Written request: Would you restate all the data that follows, word for word?

Entries:
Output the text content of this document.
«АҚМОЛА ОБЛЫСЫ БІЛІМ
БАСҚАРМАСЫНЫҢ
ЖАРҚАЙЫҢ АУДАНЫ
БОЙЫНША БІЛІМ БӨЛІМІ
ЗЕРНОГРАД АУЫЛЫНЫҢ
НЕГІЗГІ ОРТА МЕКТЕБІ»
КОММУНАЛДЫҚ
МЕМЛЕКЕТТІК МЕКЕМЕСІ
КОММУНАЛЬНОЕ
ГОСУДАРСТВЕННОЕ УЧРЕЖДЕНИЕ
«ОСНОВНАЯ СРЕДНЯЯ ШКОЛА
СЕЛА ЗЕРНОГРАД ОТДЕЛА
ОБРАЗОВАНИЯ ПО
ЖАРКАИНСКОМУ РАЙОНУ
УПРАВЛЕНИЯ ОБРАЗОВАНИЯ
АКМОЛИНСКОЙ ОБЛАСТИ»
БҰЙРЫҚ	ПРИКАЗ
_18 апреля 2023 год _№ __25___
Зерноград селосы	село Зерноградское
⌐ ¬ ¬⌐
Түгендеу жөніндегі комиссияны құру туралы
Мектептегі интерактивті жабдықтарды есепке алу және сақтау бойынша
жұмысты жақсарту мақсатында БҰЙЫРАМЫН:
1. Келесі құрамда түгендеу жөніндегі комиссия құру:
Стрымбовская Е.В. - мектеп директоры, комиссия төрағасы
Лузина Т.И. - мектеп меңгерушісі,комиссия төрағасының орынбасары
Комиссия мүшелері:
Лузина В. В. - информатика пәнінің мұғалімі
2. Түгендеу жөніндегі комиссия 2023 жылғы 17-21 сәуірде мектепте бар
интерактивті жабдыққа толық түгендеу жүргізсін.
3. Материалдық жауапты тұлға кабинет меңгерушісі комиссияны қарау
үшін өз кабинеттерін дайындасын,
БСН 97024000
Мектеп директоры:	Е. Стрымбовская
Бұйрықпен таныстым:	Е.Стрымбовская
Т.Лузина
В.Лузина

Solution below:
Output the text content of this document.
«АҚМОЛА ОБЛЫСЫ БІЛІМ
БАСҚАРМАСЫНЫҢ
ЖАРҚАЙЫҢ АУДАНЫ
БОЙЫНША БІЛІМ БӨЛІМІ
ЗЕРНОГРАД АУЫЛЫНЫҢ
НЕГІЗГІ ОРТА МЕКТЕБІ»
КОММУНАЛДЫҚ
МЕМЛЕКЕТТІК МЕКЕМЕСІ
КОММУНАЛЬНОЕ
ГОСУДАРСТВЕННОЕ УЧРЕЖДЕНИЕ
«ОСНОВНАЯ СРЕДНЯЯ ШКОЛА
СЕЛА ЗЕРНОГРАД ОТДЕЛА
ОБРАЗОВАНИЯ ПО
ЖАРКАИНСКОМУ РАЙОНУ
УПРАВЛЕНИЯ ОБРАЗОВАНИЯ
АКМОЛИНСКОЙ ОБЛАСТИ»
БҰЙРЫҚ	ПРИКАЗ
_18 апреля 2023 год _№ __25___
Зерноград селосы	село Зерноградское
⌐ ¬ ¬⌐
Түгендеу жөніндегі комиссияны құру туралы
Мектептегі интерактивті жабдықтарды есепке алу және сақтау бойынша
жұмысты жақсарту мақсатында БҰЙЫРАМЫН:
1. Келесі құрамда түгендеу жөніндегі комиссия құру:
Стрымбовская Е.В. - мектеп директоры, комиссия төрағасы
Лузина Т.И. - мектеп меңгерушісі,комиссия төрағасының орынбасары
Комиссия мүшелері:
Лузина В. В. - информатика пәнінің мұғалімі
2. Түгендеу жөніндегі комиссия 2023 жылғы 17-21 сәуірде мектепте бар
интерактивті жабдыққа толық түгендеу жүргізсін.
3. Материалдық жауапты тұлға кабинет меңгерушісі комиссияны қарау
үшін өз кабинеттерін дайындасын,
БСН 97024000
Мектеп директоры:	Е. Стрымбовская
Бұйрықпен таныстым:	Е.Стрымбовская
Т.Лузина
В.Лузина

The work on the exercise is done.